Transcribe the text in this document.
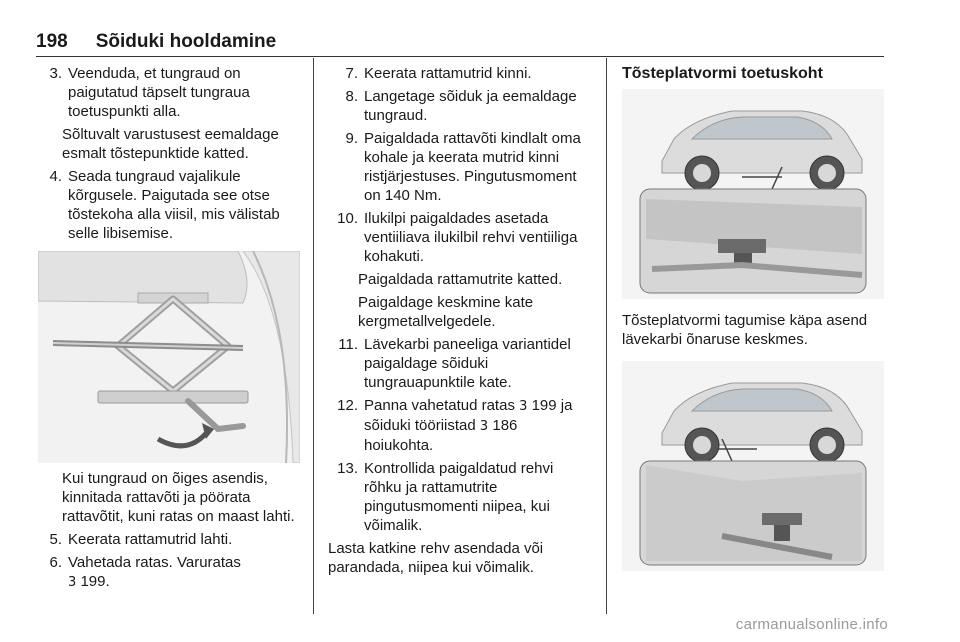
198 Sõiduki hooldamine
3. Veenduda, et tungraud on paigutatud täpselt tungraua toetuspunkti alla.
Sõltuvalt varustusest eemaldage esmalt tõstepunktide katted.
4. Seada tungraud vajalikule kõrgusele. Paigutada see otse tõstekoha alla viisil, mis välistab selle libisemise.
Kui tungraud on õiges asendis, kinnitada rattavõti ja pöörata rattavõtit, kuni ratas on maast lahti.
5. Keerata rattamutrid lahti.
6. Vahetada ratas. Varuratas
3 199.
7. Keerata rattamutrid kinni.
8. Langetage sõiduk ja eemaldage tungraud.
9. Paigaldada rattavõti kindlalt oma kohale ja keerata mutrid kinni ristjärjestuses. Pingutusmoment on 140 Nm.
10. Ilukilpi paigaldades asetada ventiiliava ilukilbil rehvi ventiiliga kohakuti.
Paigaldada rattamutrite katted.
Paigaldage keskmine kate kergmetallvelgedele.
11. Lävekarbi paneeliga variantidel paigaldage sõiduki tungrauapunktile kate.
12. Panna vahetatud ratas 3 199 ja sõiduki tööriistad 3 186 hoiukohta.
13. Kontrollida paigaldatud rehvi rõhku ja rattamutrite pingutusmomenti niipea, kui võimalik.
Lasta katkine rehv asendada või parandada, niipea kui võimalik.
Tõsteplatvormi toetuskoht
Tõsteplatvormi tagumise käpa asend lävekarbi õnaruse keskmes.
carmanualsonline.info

==================================================

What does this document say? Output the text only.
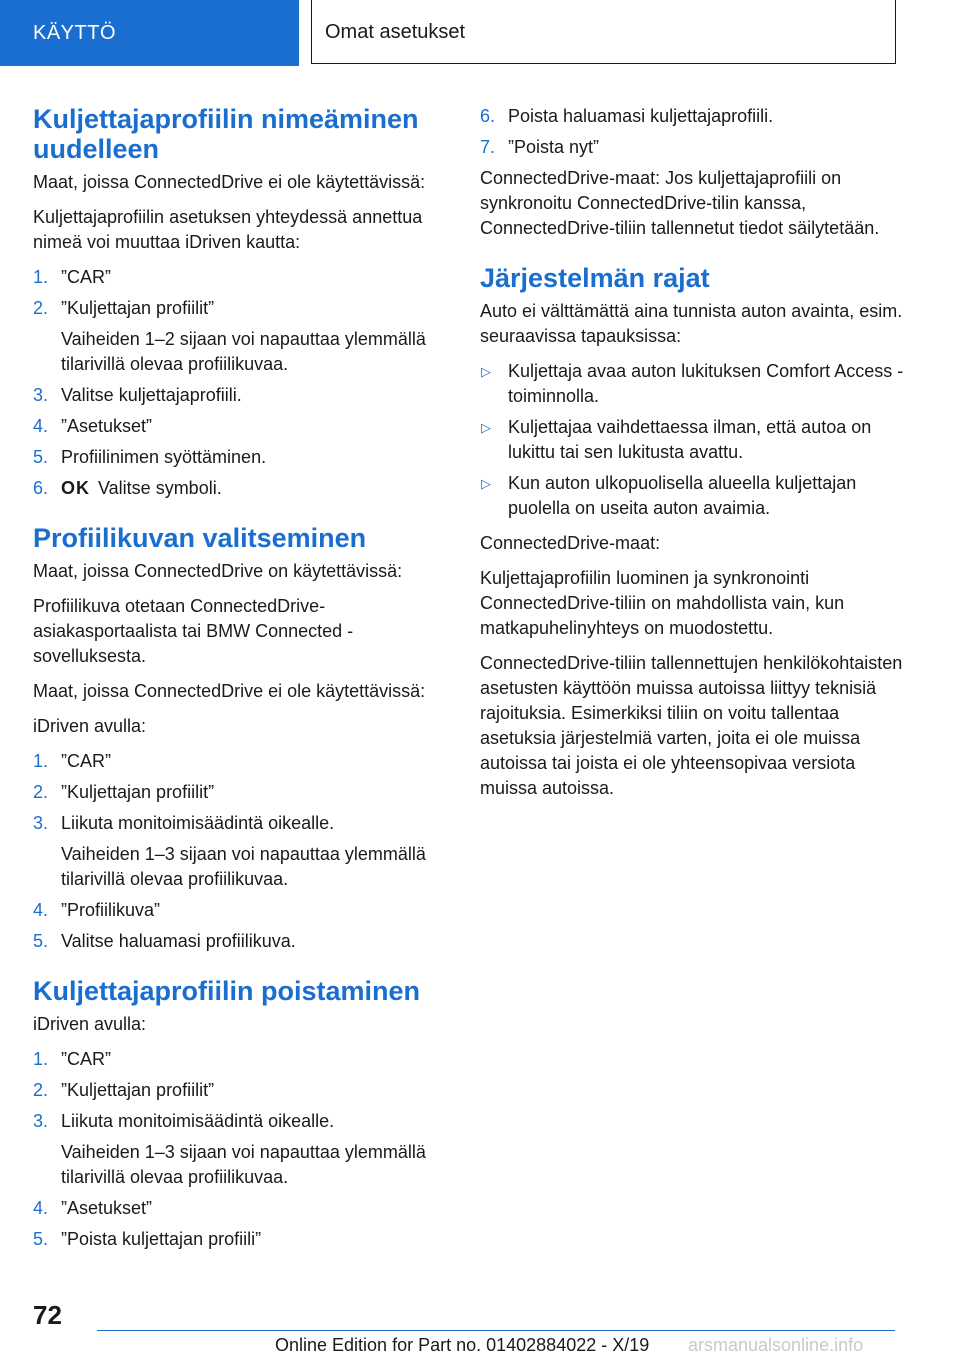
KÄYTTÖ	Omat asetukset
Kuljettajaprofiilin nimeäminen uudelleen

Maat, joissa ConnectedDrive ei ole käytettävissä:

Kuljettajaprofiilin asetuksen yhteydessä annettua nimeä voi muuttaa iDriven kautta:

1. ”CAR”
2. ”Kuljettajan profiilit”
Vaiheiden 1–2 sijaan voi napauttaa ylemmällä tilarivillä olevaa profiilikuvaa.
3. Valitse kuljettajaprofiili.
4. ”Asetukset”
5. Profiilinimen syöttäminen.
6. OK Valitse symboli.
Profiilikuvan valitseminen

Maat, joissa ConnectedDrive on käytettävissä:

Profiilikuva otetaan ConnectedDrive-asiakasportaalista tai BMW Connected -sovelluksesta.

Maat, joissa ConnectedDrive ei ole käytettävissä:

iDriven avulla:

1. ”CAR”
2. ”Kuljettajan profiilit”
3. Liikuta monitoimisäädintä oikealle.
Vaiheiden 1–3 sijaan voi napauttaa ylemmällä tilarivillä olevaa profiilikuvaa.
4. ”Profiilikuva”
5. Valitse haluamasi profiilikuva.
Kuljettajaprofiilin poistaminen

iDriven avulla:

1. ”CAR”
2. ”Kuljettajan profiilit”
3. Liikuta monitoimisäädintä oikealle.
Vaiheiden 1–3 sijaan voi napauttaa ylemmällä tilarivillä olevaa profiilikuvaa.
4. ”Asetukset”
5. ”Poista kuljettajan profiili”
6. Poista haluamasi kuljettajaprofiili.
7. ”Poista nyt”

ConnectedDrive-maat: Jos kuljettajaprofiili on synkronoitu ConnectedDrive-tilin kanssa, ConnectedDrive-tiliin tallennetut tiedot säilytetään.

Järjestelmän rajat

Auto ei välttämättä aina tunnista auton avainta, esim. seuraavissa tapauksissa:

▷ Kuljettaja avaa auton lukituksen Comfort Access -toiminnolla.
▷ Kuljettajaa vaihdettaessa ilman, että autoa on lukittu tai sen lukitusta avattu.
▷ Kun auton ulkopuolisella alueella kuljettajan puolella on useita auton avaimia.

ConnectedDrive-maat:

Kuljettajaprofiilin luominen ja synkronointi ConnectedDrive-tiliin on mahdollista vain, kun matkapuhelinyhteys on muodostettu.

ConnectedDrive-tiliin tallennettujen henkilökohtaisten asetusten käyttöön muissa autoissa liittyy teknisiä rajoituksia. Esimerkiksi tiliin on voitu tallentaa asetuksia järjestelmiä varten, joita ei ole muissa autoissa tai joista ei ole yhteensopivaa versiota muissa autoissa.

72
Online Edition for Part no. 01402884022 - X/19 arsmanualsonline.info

==================================================

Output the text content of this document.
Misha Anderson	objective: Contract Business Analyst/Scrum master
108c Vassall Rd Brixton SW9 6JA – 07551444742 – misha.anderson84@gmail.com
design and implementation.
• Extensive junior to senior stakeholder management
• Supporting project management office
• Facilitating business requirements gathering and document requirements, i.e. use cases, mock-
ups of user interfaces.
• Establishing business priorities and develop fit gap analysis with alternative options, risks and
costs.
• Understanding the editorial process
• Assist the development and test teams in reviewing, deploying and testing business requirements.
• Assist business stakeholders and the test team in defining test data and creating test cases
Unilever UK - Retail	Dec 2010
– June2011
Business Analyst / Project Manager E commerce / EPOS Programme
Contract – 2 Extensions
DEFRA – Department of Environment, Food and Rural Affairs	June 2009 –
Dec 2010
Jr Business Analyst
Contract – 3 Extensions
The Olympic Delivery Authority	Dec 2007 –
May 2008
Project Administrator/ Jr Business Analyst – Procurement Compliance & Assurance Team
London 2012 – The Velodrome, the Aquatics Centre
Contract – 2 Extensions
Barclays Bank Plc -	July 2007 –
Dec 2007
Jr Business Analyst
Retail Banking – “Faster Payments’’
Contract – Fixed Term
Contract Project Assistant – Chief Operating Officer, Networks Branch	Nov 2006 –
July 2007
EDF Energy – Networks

==================================================

Where does the word "text" appear? Return each line that holds it.

◆ **Response to the exercise**
Transcribe the text in this document.
What does this document say? Output the text only.
Output the text content of this document.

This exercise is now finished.